> _WHAT TO PRODUCE_: Each record is to be transcribed exactly.

> _DATA IN THIS EXERCISE_:
● ● ● ● ●

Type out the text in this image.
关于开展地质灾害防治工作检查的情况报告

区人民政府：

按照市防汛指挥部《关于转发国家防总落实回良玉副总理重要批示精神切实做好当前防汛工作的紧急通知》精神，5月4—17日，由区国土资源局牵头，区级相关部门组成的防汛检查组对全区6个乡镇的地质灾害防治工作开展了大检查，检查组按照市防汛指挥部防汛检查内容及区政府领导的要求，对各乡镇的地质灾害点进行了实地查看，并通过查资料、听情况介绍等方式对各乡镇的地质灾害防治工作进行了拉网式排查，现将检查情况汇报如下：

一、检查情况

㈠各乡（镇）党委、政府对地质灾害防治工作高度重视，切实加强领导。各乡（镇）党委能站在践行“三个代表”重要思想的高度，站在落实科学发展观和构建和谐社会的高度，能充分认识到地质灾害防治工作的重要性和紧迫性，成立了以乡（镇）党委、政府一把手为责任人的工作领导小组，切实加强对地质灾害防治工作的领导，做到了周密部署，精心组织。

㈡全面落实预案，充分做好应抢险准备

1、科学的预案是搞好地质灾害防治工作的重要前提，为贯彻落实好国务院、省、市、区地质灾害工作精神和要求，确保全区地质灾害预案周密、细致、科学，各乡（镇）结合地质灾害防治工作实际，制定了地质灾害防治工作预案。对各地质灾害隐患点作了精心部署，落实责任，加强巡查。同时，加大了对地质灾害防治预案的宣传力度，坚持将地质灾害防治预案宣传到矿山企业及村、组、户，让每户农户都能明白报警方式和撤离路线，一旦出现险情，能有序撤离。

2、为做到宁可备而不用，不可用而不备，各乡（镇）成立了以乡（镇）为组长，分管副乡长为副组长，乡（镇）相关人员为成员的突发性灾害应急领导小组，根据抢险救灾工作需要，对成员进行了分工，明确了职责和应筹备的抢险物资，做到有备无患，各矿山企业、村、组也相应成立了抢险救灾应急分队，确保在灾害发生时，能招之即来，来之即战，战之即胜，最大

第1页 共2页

● ● ● ● ●

> _COMPLETED EXERCISE_:
Type out the text in this image.
关于开展地质灾害防治工作检查的情况报告

区人民政府：

按照市防汛指挥部《关于转发国家防总落实回良玉副总理重要批示精神切实做好当前防汛工作的紧急通知》精神，5月4—17日，由区国土资源局牵头，区级相关部门组成的防汛检查组对全区6个乡镇的地质灾害防治工作开展了大检查，检查组按照市防汛指挥部防汛检查内容及区政府领导的要求，对各乡镇的地质灾害点进行了实地查看，并通过查资料、听情况介绍等方式对各乡镇的地质灾害防治工作进行了拉网式排查，现将检查情况汇报如下：

一、检查情况

㈠各乡（镇）党委、政府对地质灾害防治工作高度重视，切实加强领导。各乡（镇）党委能站在践行“三个代表”重要思想的高度，站在落实科学发展观和构建和谐社会的高度，能充分认识到地质灾害防治工作的重要性和紧迫性，成立了以乡（镇）党委、政府一把手为责任人的工作领导小组，切实加强对地质灾害防治工作的领导，做到了周密部署，精心组织。

㈡全面落实预案，充分做好应抢险准备

1、科学的预案是搞好地质灾害防治工作的重要前提，为贯彻落实好国务院、省、市、区地质灾害工作精神和要求，确保全区地质灾害预案周密、细致、科学，各乡（镇）结合地质灾害防治工作实际，制定了地质灾害防治工作预案。对各地质灾害隐患点作了精心部署，落实责任，加强巡查。同时，加大了对地质灾害防治预案的宣传力度，坚持将地质灾害防治预案宣传到矿山企业及村、组、户，让每户农户都能明白报警方式和撤离路线，一旦出现险情，能有序撤离。

2、为做到宁可备而不用，不可用而不备，各乡（镇）成立了以乡（镇）为组长，分管副乡长为副组长，乡（镇）相关人员为成员的突发性灾害应急领导小组，根据抢险救灾工作需要，对成员进行了分工，明确了职责和应筹备的抢险物资，做到有备无患，各矿山企业、村、组也相应成立了抢险救灾应急分队，确保在灾害发生时，能招之即来，来之即战，战之即胜，最大

第1页 共2页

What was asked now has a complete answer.